------ GIVEN DATA ------

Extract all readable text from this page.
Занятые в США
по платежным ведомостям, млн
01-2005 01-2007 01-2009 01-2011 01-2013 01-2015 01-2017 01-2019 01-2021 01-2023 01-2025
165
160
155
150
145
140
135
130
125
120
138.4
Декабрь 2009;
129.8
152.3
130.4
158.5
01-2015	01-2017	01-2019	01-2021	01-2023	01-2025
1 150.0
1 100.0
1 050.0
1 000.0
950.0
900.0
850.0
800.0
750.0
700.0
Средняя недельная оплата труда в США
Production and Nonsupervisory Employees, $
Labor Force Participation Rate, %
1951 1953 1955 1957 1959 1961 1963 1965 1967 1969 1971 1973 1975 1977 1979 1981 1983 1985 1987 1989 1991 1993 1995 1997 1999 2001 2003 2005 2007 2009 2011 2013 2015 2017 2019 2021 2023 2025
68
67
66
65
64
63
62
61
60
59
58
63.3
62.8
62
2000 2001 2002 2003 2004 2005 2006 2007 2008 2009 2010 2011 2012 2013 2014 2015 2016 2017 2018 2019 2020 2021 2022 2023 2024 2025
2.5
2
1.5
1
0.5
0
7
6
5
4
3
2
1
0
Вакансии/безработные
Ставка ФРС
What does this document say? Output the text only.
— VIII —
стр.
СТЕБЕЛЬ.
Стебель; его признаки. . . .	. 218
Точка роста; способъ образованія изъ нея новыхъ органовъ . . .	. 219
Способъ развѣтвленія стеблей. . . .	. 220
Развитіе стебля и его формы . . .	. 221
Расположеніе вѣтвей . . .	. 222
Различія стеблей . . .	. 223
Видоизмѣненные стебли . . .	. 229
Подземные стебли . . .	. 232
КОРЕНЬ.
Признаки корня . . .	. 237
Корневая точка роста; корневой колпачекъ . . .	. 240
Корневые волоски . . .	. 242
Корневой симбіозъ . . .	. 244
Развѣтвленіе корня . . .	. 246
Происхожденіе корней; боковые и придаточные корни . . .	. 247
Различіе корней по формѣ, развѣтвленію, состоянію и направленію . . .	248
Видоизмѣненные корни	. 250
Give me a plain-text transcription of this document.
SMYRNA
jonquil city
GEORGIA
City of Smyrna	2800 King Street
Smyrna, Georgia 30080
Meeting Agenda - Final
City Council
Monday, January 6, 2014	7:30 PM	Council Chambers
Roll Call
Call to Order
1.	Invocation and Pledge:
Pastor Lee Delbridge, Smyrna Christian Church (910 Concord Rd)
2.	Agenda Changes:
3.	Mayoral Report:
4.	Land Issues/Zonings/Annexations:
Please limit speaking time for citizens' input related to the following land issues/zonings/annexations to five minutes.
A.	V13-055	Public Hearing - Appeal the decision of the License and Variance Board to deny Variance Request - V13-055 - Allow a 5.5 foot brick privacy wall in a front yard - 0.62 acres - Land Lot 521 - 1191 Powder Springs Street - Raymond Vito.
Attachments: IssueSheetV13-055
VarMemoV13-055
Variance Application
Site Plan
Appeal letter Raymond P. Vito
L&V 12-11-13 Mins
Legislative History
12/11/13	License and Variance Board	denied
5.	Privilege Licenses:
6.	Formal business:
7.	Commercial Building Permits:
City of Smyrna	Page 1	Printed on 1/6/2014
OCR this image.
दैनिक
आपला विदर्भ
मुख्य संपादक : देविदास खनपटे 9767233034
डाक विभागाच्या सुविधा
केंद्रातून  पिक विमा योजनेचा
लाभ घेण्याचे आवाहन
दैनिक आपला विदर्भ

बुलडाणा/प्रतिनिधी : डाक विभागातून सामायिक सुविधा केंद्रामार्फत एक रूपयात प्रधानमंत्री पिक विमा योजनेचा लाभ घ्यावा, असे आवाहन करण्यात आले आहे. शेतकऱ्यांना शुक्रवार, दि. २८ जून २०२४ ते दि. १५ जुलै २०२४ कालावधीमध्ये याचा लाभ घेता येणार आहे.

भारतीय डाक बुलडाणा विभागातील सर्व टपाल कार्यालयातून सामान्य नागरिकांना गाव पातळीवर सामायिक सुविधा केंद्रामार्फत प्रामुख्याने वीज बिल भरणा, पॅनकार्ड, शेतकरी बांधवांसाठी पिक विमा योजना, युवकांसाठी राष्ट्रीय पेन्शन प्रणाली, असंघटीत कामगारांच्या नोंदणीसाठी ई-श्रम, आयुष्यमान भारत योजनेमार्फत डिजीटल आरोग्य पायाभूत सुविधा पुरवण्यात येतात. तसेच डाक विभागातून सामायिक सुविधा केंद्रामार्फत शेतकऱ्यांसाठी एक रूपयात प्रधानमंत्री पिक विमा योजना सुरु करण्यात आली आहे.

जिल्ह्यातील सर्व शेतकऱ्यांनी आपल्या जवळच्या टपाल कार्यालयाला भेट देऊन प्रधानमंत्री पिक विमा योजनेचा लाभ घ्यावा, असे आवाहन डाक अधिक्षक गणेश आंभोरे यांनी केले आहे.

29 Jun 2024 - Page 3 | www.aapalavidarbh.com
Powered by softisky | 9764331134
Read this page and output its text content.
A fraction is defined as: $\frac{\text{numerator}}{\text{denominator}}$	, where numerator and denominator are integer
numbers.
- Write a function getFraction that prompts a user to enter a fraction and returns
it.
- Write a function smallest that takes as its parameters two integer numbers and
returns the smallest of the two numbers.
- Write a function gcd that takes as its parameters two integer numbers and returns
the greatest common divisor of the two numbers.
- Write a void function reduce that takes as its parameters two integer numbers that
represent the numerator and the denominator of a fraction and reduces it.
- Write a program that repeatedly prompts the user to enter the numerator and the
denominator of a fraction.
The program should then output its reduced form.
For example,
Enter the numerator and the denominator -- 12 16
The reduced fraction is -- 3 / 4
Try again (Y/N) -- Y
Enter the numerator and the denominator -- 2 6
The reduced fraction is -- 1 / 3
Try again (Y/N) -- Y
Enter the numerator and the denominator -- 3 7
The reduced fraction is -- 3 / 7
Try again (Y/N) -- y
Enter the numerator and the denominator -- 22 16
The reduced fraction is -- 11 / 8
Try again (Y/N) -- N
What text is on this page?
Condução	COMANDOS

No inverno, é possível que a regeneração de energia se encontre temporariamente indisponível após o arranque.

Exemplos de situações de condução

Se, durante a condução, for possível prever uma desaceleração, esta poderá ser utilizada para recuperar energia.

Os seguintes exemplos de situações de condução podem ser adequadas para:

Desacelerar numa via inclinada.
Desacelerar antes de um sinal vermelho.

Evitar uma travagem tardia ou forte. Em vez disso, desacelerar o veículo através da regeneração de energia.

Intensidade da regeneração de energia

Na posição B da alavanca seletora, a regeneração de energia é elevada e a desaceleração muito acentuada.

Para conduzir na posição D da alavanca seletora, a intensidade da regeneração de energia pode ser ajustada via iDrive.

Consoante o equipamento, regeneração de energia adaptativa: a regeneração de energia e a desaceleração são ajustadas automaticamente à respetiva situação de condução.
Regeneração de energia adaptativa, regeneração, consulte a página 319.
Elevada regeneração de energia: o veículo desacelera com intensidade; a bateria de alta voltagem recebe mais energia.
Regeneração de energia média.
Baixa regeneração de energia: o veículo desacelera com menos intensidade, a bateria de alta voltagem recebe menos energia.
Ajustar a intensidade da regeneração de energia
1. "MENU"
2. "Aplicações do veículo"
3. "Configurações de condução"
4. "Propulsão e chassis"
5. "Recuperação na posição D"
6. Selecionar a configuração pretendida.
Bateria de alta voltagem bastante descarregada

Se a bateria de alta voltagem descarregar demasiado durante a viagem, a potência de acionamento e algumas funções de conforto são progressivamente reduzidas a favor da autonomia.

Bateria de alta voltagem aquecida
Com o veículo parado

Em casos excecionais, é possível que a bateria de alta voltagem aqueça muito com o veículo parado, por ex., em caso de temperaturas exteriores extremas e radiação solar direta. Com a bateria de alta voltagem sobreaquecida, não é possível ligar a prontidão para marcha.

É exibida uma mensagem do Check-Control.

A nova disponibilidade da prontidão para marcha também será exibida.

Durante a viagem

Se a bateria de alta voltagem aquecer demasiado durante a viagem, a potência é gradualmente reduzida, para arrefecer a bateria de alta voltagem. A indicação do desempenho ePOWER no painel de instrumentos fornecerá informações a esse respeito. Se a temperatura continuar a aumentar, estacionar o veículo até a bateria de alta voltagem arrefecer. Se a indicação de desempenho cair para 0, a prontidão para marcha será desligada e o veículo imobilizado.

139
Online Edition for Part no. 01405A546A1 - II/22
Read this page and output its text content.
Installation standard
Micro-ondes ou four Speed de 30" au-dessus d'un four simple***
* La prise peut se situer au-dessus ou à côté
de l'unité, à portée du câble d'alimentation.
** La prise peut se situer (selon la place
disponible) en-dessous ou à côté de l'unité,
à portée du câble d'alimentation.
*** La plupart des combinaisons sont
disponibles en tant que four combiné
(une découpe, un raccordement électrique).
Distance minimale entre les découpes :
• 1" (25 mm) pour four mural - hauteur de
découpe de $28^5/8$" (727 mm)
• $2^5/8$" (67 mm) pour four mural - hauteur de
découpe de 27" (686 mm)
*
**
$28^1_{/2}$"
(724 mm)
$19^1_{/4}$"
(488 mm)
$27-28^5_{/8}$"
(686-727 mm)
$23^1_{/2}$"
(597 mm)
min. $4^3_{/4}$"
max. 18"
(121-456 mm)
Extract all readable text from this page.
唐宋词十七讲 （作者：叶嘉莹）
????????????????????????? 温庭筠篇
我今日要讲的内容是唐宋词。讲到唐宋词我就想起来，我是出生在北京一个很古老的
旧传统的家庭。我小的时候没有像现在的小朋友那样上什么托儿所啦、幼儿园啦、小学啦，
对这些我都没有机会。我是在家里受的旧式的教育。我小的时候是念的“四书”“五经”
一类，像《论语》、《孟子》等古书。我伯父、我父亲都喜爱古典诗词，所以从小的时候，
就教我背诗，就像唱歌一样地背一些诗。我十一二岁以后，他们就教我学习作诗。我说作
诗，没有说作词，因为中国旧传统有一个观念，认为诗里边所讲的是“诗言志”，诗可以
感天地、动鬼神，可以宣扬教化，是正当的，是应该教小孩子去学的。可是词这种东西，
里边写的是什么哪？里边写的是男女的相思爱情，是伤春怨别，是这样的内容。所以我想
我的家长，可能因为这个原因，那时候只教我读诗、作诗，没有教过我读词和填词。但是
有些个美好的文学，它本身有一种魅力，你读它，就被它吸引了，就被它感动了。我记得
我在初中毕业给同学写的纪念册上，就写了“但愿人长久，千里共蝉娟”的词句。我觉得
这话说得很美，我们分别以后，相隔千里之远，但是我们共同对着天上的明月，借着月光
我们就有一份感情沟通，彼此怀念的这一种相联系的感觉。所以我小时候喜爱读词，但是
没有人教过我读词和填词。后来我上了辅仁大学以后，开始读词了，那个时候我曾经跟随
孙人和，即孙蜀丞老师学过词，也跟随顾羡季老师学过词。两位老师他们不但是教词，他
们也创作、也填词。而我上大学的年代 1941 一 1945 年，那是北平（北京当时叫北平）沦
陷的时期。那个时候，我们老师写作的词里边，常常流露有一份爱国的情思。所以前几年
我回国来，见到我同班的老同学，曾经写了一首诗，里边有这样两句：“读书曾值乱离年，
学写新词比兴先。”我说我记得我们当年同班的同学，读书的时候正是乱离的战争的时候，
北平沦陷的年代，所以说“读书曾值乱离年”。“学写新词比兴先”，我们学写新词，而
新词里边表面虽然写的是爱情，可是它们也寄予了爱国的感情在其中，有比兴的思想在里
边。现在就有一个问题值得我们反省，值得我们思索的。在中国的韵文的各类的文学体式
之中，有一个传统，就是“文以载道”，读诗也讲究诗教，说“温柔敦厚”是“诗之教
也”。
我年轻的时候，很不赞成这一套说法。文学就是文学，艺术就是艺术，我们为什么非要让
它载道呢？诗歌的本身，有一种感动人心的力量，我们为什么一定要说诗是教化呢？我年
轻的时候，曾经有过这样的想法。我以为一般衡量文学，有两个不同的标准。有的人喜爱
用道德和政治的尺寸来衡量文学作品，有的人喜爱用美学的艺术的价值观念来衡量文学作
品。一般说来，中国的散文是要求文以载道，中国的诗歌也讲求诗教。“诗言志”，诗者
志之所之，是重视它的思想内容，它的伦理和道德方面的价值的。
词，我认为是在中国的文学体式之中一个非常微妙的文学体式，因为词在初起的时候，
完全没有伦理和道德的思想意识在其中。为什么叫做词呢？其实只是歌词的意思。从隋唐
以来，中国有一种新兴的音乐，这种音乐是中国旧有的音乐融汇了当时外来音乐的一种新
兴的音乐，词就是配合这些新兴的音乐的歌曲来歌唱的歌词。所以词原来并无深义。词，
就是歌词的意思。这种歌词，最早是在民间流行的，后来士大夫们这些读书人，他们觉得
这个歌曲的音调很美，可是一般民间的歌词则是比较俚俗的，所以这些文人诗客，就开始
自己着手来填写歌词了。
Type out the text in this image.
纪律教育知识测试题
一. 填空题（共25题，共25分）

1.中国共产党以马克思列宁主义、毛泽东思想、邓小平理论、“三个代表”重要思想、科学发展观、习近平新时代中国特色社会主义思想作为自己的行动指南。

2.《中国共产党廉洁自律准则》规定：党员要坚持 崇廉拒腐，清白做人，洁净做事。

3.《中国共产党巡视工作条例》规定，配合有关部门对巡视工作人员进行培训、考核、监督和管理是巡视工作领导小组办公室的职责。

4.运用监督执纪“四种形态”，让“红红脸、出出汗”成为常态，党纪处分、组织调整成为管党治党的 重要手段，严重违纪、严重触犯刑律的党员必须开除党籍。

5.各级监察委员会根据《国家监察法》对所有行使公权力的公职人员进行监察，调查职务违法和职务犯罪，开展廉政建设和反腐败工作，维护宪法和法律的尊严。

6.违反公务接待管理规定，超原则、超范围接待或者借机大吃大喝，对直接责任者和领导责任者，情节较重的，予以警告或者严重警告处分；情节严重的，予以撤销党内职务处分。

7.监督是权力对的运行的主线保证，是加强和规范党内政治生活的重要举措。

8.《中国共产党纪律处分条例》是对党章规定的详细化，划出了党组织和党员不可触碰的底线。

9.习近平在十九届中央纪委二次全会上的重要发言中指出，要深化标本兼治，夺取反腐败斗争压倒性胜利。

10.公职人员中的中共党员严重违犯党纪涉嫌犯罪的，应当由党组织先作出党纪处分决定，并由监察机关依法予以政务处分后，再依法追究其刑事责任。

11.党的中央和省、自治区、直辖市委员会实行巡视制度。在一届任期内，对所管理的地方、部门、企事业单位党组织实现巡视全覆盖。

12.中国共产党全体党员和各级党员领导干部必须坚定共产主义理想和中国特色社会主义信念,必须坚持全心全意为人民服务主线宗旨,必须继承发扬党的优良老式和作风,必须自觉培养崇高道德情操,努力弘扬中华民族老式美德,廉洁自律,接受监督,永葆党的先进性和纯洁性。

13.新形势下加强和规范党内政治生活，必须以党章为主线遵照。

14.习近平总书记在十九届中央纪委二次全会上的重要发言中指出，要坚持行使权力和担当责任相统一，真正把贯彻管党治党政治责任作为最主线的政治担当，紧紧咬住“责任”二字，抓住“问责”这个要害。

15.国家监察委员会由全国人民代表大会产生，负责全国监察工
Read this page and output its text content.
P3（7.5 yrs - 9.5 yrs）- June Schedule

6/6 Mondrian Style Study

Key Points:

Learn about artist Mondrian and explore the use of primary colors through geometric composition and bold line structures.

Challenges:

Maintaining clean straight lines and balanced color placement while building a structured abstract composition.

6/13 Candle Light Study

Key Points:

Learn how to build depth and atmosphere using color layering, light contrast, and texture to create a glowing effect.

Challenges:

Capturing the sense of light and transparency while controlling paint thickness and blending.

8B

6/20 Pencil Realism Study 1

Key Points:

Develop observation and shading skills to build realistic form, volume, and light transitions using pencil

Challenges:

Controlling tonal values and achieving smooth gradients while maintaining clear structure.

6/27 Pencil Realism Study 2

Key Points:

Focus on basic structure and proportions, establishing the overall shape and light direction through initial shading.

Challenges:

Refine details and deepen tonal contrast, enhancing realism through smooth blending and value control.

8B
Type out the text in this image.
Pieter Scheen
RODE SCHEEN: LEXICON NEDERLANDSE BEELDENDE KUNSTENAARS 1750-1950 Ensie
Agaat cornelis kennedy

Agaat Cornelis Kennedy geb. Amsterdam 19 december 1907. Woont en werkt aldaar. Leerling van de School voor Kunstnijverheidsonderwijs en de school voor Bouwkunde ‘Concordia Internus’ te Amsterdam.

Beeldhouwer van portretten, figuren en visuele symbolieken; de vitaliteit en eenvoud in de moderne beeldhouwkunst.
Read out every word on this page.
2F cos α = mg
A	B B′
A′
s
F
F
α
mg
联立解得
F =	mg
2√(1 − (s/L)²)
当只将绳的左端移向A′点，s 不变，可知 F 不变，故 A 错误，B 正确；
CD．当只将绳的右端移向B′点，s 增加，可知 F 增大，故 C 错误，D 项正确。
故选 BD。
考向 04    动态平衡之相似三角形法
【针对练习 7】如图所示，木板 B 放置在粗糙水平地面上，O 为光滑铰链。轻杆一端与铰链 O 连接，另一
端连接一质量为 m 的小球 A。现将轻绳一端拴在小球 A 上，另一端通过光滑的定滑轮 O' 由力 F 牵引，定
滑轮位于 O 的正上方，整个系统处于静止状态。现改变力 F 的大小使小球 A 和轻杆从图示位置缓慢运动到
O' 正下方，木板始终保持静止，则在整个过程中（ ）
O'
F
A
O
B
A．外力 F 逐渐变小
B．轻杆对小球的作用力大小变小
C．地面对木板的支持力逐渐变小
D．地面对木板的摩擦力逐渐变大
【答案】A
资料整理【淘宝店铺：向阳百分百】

------

• WHAT TO PRODUCE
Look through the entries above and count each line holding "composition"; report the count alone.

• THE REPLY
2